What you will do:
1. Decide whether each statement agrees with the cuckoo hashing text. For each, answer yes or no and quote the deciding words of the text. (a) When the connected component of x contains one cycle, cuckoo hashing fails. (b) When the path intersects itself, it starts backtracking. (c) Cuckoo hashing fails when the bipartite graph contains two cycles connected by a path.
2. Please quote the part of the cuckoo hashing text that opens with the words containing "As before, we" and closes with "share a vertex).".

Source document:
◇ ◇ ◇ ◇

One cycle. Let us now deal with the case that the connected component of x contains one cycle. It is tempting to say that cuckoo hashing fails in this case, but it does not. Here is what might happen to the update path in case a cycle is part of the component (see figure):

the path luckily avoids the cycle and finds a free location without intersection itself. Cool.
the path reaches B[g(x)], which is occupied by some key y. Note that this has closed the cycle through the x edge, but the x edge is not actually traversed. Following y to A[h(y)] must eventually reach a free spot (no more cycles).
the path intersects itself. Then, it will start backtracking, flipping elements back to their position before Insert(x). Eventually, it reaches A[h(x)], where the algorithm had originally placed x. Following the normal cuckoo rules, x is moved to B[g(x)] and the exploration from there on must find an empty spot.

As before, we want to show that an update takes time k with probability 2^-Ω(k). In cases 1 and 2, we can simply apply the encoding from before, since the path is simple. In case 3, let ℓ be the number of edges until the path meets itself. The number of edges after B[g(x)] is at least k-2ℓ. Thus, we have a simple path from x of length max{ℓ, k-2ℓ} = Ω(k), so the old argument applies.

Two cycles. We now arrive at the cases when cuckoo hashing really fails: the bipartite graph contains as a subgraph (1) a cycles with a chord; or (2) two cycles connected by a path (possibly a trivial path, i.e. the cycles simply share a vertex).

◇ ◇ ◇ ◇

(Records)
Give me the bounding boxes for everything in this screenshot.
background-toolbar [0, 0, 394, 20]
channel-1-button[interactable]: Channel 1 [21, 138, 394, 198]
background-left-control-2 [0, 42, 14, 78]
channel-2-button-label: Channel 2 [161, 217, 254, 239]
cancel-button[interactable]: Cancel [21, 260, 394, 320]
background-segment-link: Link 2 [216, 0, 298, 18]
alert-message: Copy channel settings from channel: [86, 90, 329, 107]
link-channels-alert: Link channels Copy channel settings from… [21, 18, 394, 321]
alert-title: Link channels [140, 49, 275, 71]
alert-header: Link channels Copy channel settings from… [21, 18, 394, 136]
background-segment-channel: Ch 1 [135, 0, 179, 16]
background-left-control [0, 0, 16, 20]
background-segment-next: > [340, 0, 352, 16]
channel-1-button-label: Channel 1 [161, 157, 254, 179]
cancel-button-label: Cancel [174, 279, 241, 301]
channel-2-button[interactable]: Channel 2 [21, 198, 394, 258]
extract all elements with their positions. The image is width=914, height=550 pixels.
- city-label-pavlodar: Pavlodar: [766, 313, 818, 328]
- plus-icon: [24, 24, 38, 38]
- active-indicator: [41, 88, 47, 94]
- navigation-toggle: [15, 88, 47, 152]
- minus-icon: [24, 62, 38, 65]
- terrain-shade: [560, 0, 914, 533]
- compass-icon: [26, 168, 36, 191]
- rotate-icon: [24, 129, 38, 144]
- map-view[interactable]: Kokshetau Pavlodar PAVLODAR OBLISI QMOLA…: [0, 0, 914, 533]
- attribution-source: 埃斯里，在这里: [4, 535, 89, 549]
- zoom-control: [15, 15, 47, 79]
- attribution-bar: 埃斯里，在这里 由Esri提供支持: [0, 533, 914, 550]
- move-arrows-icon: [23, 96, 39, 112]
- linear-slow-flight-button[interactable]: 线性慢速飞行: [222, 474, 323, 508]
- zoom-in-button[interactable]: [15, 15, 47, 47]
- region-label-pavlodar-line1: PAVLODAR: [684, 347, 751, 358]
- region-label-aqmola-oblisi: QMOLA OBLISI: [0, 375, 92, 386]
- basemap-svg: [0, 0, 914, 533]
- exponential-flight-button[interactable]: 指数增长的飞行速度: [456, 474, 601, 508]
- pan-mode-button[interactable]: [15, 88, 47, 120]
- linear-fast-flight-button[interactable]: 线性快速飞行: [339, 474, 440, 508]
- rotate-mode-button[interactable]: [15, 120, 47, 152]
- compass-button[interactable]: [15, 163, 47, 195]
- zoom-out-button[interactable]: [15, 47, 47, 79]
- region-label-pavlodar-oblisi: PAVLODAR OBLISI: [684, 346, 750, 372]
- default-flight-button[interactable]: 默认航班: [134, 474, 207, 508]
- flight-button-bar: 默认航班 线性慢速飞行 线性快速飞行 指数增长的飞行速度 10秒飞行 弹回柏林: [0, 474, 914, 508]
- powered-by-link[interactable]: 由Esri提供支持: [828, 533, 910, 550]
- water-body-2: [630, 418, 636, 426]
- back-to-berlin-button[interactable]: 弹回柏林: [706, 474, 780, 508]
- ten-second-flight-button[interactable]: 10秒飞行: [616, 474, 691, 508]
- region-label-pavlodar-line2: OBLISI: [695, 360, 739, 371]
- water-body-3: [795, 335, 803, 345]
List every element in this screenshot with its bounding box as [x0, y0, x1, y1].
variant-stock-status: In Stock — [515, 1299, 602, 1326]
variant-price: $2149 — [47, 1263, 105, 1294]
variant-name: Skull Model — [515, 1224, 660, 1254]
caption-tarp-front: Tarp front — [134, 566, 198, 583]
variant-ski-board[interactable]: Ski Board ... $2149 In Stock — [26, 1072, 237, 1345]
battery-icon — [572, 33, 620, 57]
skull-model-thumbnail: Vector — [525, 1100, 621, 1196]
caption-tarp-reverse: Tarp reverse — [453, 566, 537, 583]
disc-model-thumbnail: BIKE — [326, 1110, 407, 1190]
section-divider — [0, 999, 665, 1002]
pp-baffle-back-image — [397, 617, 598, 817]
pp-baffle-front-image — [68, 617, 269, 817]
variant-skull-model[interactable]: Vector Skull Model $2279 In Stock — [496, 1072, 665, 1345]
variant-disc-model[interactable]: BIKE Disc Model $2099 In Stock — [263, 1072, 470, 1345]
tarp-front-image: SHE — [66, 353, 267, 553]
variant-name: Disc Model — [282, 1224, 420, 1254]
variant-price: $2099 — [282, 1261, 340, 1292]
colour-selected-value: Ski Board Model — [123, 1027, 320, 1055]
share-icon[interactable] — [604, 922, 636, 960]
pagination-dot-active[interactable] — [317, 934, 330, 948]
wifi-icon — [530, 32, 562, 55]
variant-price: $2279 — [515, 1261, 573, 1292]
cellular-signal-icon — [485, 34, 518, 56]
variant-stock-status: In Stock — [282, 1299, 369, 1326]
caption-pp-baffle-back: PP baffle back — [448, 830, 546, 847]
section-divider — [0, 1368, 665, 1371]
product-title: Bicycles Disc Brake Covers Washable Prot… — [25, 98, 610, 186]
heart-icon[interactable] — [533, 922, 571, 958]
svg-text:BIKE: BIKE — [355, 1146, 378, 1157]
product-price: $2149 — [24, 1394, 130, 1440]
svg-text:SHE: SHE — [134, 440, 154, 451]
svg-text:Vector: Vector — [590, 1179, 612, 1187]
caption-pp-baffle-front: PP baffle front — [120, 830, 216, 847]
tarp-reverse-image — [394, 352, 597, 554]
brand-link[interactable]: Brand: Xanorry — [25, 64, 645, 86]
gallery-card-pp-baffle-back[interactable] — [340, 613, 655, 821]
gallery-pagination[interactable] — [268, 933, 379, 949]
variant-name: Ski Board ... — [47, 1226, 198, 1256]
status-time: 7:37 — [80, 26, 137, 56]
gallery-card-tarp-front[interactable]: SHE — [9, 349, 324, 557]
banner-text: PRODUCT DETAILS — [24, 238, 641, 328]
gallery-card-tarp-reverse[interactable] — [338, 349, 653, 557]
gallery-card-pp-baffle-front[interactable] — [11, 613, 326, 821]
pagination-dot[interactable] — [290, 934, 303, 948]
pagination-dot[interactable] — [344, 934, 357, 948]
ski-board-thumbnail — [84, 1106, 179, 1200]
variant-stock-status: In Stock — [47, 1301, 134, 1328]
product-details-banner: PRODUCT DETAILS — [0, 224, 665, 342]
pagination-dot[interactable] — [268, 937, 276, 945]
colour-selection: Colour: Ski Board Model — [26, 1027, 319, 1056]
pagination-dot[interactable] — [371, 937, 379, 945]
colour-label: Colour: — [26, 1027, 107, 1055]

◇ ◇ ◇ ◇

Complete answers:
1.
(a) No: "It is tempting to say that cuckoo hashing fails in this case, but it does not."
(b) Yes: "Then, it will start backtracking, flipping elements back to their position before Insert(x)."
(c) Yes: "We now arrive at the cases when cuckoo hashing really fails: the bipartite graph contains as a subgraph (1) a cycles with a chord; or (2) two cycles connected by a path"

2.
As before, we want to show that an update takes time k with probability 2^-Ω(k). In cases 1 and 2, we can simply apply the encoding from before, since the path is simple. In case 3, let ℓ be the number of edges until the path meets itself. The number of edges after B[g(x)] is at least k-2ℓ. Thus, we have a simple path from x of length max{ℓ, k-2ℓ} = Ω(k), so the old argument applies.

Two cycles. We now arrive at the cases when cuckoo hashing really fails: the bipartite graph contains as a subgraph (1) a cycles with a chord; or (2) two cycles connected by a path (possibly a trivial path, i.e. the cycles simply share a vertex).